START Document excerpt
Stock Making Time

Stock from Vegetable Scraps

Over the last couple of weeks I’ve done a bit of cooking on a medium scale.  Still, that produced a good quantity of vegetable peelings.  I don’t have a composter of any sort in my apartment, but I didn’t want the peelings to entirely go to waste. So I decided to make stock for soup.

I’m going to describe what I did, and then comment on a couple of things I would do differently the next time around.  Off the top, I didn’t bother to put the vegetable peelings in any kind of freezer bag.  They were just in plastic grocery bags, or the bags you put them in at the store.  They only sat a few days, so I don’t think this had too much of a negative consequence.

When it came time to prepare the stock, I started off by taking all the frozen scraps and placing them in my slow cooker.  Then I filled it with water almost to the top, tossed in a bit of sea salt, and put it on high for an hour.  After the hour I turned it down to low and let it go over night.

Veggie scraps for stock making.
Veggie scraps for stock making.

When I got up in the morning I took a quick taste of the stock to see how it was coming along.  I noticed it wasn’t very strong, and that it lacked in salt.  This is a hard one for me to judge, as I don’t like to put a lot of salt in what I cook.  At this point the stock doesn’t look overly tasty.  I also tossed in some leftover savory I had, as rutabaga seemed to be the dominant flavour.

Stock simmering.
Stock simmering.

When I got home from work, I was finally ready to drain the stock.  On my way home, I had stopped off to get some cheesecloth.  I took the cheesecloth and put it in my large strainer, which I was able to sit on top of the bowl I was straining into.  This left me with both hands free to pout out the liquid and the solids that came with it.  As the contents of the cheesecloth cooled down, I repeatedly squeezed it to get out any excess water and flavour still there.

Cheesecloth used for straining the stock.
Cheesecloth used for straining the stock.

When that was complete I tasted again.  The rutabaga flavour was still strong, and a little bitter.  I had some potato water in the fridge, and I add that, which successfully ameliorated the rutabaga flavour.  I  then put it in a large stock pot adding a some fresh Tarragon and crushed garlic.  I left it on the stove for about another four hours and until it had lost about 1/3 of its volume.  (You could reduce it even more if you wanted an even stronger stock).  Then I took it and put most of it in various containers for storage until I use it.
END Document excerpt
START Excerpted data
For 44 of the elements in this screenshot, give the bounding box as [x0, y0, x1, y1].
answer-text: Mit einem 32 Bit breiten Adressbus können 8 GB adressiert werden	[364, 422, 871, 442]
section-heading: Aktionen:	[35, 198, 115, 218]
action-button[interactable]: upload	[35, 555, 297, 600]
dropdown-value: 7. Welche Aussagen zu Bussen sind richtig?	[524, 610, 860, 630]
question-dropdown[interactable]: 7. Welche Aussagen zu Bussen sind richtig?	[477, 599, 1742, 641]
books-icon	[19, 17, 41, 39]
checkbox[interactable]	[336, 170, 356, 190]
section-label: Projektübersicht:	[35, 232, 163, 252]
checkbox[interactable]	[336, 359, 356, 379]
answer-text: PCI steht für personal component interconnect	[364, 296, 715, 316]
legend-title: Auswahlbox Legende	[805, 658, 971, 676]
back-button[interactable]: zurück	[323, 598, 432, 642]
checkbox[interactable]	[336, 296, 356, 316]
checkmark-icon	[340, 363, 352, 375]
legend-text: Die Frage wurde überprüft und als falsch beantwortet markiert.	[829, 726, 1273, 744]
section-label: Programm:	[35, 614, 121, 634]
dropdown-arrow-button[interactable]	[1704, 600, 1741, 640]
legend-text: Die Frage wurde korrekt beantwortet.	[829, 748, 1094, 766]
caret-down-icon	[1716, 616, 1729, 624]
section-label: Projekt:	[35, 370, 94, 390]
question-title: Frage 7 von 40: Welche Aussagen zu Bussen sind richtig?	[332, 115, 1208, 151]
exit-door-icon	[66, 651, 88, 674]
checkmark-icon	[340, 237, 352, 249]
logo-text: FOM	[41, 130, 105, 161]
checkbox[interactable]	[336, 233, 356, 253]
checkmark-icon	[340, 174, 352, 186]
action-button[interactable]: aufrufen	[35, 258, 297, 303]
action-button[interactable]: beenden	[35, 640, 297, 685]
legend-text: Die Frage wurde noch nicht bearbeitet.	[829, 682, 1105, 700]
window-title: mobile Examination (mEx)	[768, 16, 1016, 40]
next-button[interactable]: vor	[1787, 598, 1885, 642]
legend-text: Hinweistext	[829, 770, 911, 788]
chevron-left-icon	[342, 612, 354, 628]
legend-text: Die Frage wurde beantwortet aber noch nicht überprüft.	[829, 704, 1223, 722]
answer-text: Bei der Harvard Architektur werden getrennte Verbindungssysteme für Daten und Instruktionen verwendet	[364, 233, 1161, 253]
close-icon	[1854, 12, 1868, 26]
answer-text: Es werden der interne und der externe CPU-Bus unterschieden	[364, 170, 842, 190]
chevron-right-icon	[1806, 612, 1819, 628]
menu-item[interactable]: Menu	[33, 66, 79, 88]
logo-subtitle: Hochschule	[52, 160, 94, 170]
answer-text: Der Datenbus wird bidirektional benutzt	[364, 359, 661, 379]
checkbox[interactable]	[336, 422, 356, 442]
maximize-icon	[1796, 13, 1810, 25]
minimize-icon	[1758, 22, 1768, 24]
END Excerpted data
Reproduce the passage of the post on making stock from vegetable scraps from "I’m going to" up to and including "a negative consequence.".

I’m going to describe what I did, and then comment on a couple of things I would do differently the next time around.  Off the top, I didn’t bother to put the vegetable peelings in any kind of freezer bag.  They were just in plastic grocery bags, or the bags you put them in at the store.  They only sat a few days, so I don’t think this had too much of a negative consequence.